--- Begin Records for this exercise ---

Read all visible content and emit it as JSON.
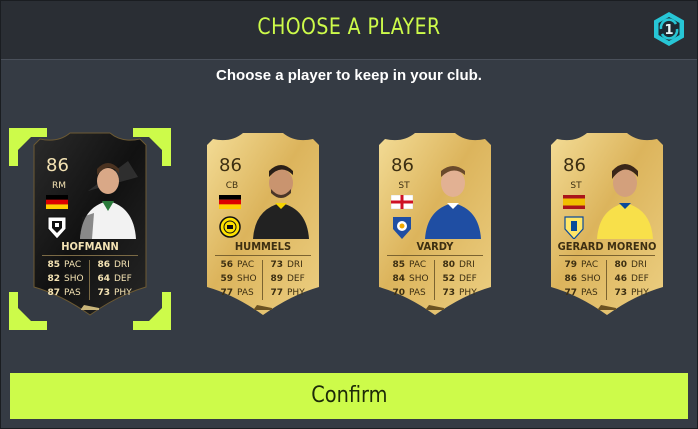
{
  "header": {
    "title": "CHOOSE A PLAYER",
    "badge_number": "1"
  },
  "subtitle": "Choose a player to keep in your club.",
  "colors": {
    "accent": "#cdfb4a",
    "gold_card": "#e6c26a",
    "black_card": "#1c1c1c"
  },
  "players": [
    {
      "name": "HOFMANN",
      "rating": "86",
      "position": "RM",
      "nation_flag": "germany-flag",
      "club_icon": "gladbach-crest-icon",
      "card_style": "black",
      "selected": true,
      "stats": [
        {
          "value": "85",
          "label": "PAC"
        },
        {
          "value": "82",
          "label": "SHO"
        },
        {
          "value": "87",
          "label": "PAS"
        },
        {
          "value": "86",
          "label": "DRI"
        },
        {
          "value": "64",
          "label": "DEF"
        },
        {
          "value": "73",
          "label": "PHY"
        }
      ]
    },
    {
      "name": "HUMMELS",
      "rating": "86",
      "position": "CB",
      "nation_flag": "germany-flag",
      "club_icon": "bvb-crest-icon",
      "card_style": "gold",
      "selected": false,
      "stats": [
        {
          "value": "56",
          "label": "PAC"
        },
        {
          "value": "59",
          "label": "SHO"
        },
        {
          "value": "77",
          "label": "PAS"
        },
        {
          "value": "73",
          "label": "DRI"
        },
        {
          "value": "89",
          "label": "DEF"
        },
        {
          "value": "77",
          "label": "PHY"
        }
      ]
    },
    {
      "name": "VARDY",
      "rating": "86",
      "position": "ST",
      "nation_flag": "england-flag",
      "club_icon": "leicester-crest-icon",
      "card_style": "gold",
      "selected": false,
      "stats": [
        {
          "value": "85",
          "label": "PAC"
        },
        {
          "value": "84",
          "label": "SHO"
        },
        {
          "value": "70",
          "label": "PAS"
        },
        {
          "value": "80",
          "label": "DRI"
        },
        {
          "value": "52",
          "label": "DEF"
        },
        {
          "value": "73",
          "label": "PHY"
        }
      ]
    },
    {
      "name": "GERARD MORENO",
      "rating": "86",
      "position": "ST",
      "nation_flag": "spain-flag",
      "club_icon": "villarreal-crest-icon",
      "card_style": "gold",
      "selected": false,
      "stats": [
        {
          "value": "79",
          "label": "PAC"
        },
        {
          "value": "86",
          "label": "SHO"
        },
        {
          "value": "77",
          "label": "PAS"
        },
        {
          "value": "80",
          "label": "DRI"
        },
        {
          "value": "46",
          "label": "DEF"
        },
        {
          "value": "73",
          "label": "PHY"
        }
      ]
    }
  ],
  "confirm_label": "Confirm"
}
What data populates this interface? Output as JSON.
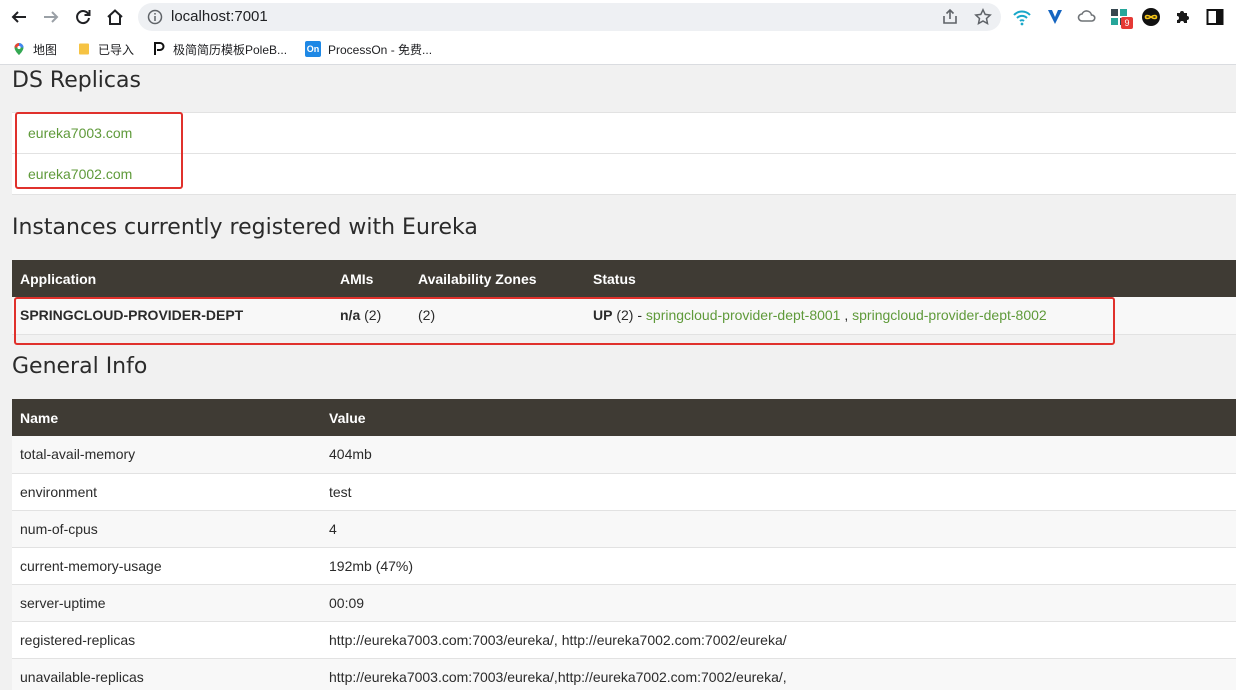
{
  "browser": {
    "url": "localhost:7001",
    "extension_badge": "9",
    "bookmarks": [
      {
        "label": "地图",
        "icon": "maps-pin-icon"
      },
      {
        "label": "已导入",
        "icon": "folder-icon"
      },
      {
        "label": "极简简历模板PoleB...",
        "icon": "poleb-icon"
      },
      {
        "label": "ProcessOn - 免费...",
        "icon": "processon-icon",
        "icon_text": "On"
      }
    ]
  },
  "ds_replicas": {
    "title": "DS Replicas",
    "items": [
      "eureka7003.com",
      "eureka7002.com"
    ]
  },
  "instances": {
    "title": "Instances currently registered with Eureka",
    "headers": [
      "Application",
      "AMIs",
      "Availability Zones",
      "Status"
    ],
    "rows": [
      {
        "application": "SPRINGCLOUD-PROVIDER-DEPT",
        "amis_bold": "n/a",
        "amis_count": " (2)",
        "zones": "(2)",
        "status_bold": "UP",
        "status_count": " (2) - ",
        "link1": "springcloud-provider-dept-8001",
        "separator": " , ",
        "link2": "springcloud-provider-dept-8002"
      }
    ]
  },
  "general_info": {
    "title": "General Info",
    "headers": [
      "Name",
      "Value"
    ],
    "rows": [
      {
        "name": "total-avail-memory",
        "value": "404mb"
      },
      {
        "name": "environment",
        "value": "test"
      },
      {
        "name": "num-of-cpus",
        "value": "4"
      },
      {
        "name": "current-memory-usage",
        "value": "192mb (47%)"
      },
      {
        "name": "server-uptime",
        "value": "00:09"
      },
      {
        "name": "registered-replicas",
        "value": "http://eureka7003.com:7003/eureka/, http://eureka7002.com:7002/eureka/"
      },
      {
        "name": "unavailable-replicas",
        "value": "http://eureka7003.com:7003/eureka/,http://eureka7002.com:7002/eureka/,"
      }
    ]
  },
  "colors": {
    "header_bg": "#3f3b34",
    "link": "#5f9a3a",
    "highlight_box": "#e0312c"
  }
}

--- End Records for this exercise ---

* [What the task asks] A faithful copy of the records above is needed, with the pictures left out.

* [Exercise output]
Read all visible content and emit it as JSON.
{
  "header": {
    "title": "CHOOSE A PLAYER",
    "badge_number": "1"
  },
  "subtitle": "Choose a player to keep in your club.",
  "colors": {
    "accent": "#cdfb4a",
    "gold_card": "#e6c26a",
    "black_card": "#1c1c1c"
  },
  "players": [
    {
      "name": "HOFMANN",
      "rating": "86",
      "position": "RM",
      "nation_flag": "germany-flag",
      "club_icon": "gladbach-crest-icon",
      "card_style": "black",
      "selected": true,
      "stats": [
        {
          "value": "85",
          "label": "PAC"
        },
        {
          "value": "82",
          "label": "SHO"
        },
        {
          "value": "87",
          "label": "PAS"
        },
        {
          "value": "86",
          "label": "DRI"
        },
        {
          "value": "64",
          "label": "DEF"
        },
        {
          "value": "73",
          "label": "PHY"
        }
      ]
    },
    {
      "name": "HUMMELS",
      "rating": "86",
      "position": "CB",
      "nation_flag": "germany-flag",
      "club_icon": "bvb-crest-icon",
      "card_style": "gold",
      "selected": false,
      "stats": [
        {
          "value": "56",
          "label": "PAC"
        },
        {
          "value": "59",
          "label": "SHO"
        },
        {
          "value": "77",
          "label": "PAS"
        },
        {
          "value": "73",
          "label": "DRI"
        },
        {
          "value": "89",
          "label": "DEF"
        },
        {
          "value": "77",
          "label": "PHY"
        }
      ]
    },
    {
      "name": "VARDY",
      "rating": "86",
      "position": "ST",
      "nation_flag": "england-flag",
      "club_icon": "leicester-crest-icon",
      "card_style": "gold",
      "selected": false,
      "stats": [
        {
          "value": "85",
          "label": "PAC"
        },
        {
          "value": "84",
          "label": "SHO"
        },
        {
          "value": "70",
          "label": "PAS"
        },
        {
          "value": "80",
          "label": "DRI"
        },
        {
          "value": "52",
          "label": "DEF"
        },
        {
          "value": "73",
          "label": "PHY"
        }
      ]
    },
    {
      "name": "GERARD MORENO",
      "rating": "86",
      "position": "ST",
      "nation_flag": "spain-flag",
      "club_icon": "villarreal-crest-icon",
      "card_style": "gold",
      "selected": false,
      "stats": [
        {
          "value": "79",
          "label": "PAC"
        },
        {
          "value": "86",
          "label": "SHO"
        },
        {
          "value": "77",
          "label": "PAS"
        },
        {
          "value": "80",
          "label": "DRI"
        },
        {
          "value": "46",
          "label": "DEF"
        },
        {
          "value": "73",
          "label": "PHY"
        }
      ]
    }
  ],
  "confirm_label": "Confirm"
}
What data populates this interface? Output as JSON.
{
  "browser": {
    "url": "localhost:7001",
    "extension_badge": "9",
    "bookmarks": [
      {
        "label": "地图",
        "icon": "maps-pin-icon"
      },
      {
        "label": "已导入",
        "icon": "folder-icon"
      },
      {
        "label": "极简简历模板PoleB...",
        "icon": "poleb-icon"
      },
      {
        "label": "ProcessOn - 免费...",
        "icon": "processon-icon",
        "icon_text": "On"
      }
    ]
  },
  "ds_replicas": {
    "title": "DS Replicas",
    "items": [
      "eureka7003.com",
      "eureka7002.com"
    ]
  },
  "instances": {
    "title": "Instances currently registered with Eureka",
    "headers": [
      "Application",
      "AMIs",
      "Availability Zones",
      "Status"
    ],
    "rows": [
      {
        "application": "SPRINGCLOUD-PROVIDER-DEPT",
        "amis_bold": "n/a",
        "amis_count": " (2)",
        "zones": "(2)",
        "status_bold": "UP",
        "status_count": " (2) - ",
        "link1": "springcloud-provider-dept-8001",
        "separator": " , ",
        "link2": "springcloud-provider-dept-8002"
      }
    ]
  },
  "general_info": {
    "title": "General Info",
    "headers": [
      "Name",
      "Value"
    ],
    "rows": [
      {
        "name": "total-avail-memory",
        "value": "404mb"
      },
      {
        "name": "environment",
        "value": "test"
      },
      {
        "name": "num-of-cpus",
        "value": "4"
      },
      {
        "name": "current-memory-usage",
        "value": "192mb (47%)"
      },
      {
        "name": "server-uptime",
        "value": "00:09"
      },
      {
        "name": "registered-replicas",
        "value": "http://eureka7003.com:7003/eureka/, http://eureka7002.com:7002/eureka/"
      },
      {
        "name": "unavailable-replicas",
        "value": "http://eureka7003.com:7003/eureka/,http://eureka7002.com:7002/eureka/,"
      }
    ]
  },
  "colors": {
    "header_bg": "#3f3b34",
    "link": "#5f9a3a",
    "highlight_box": "#e0312c"
  }
}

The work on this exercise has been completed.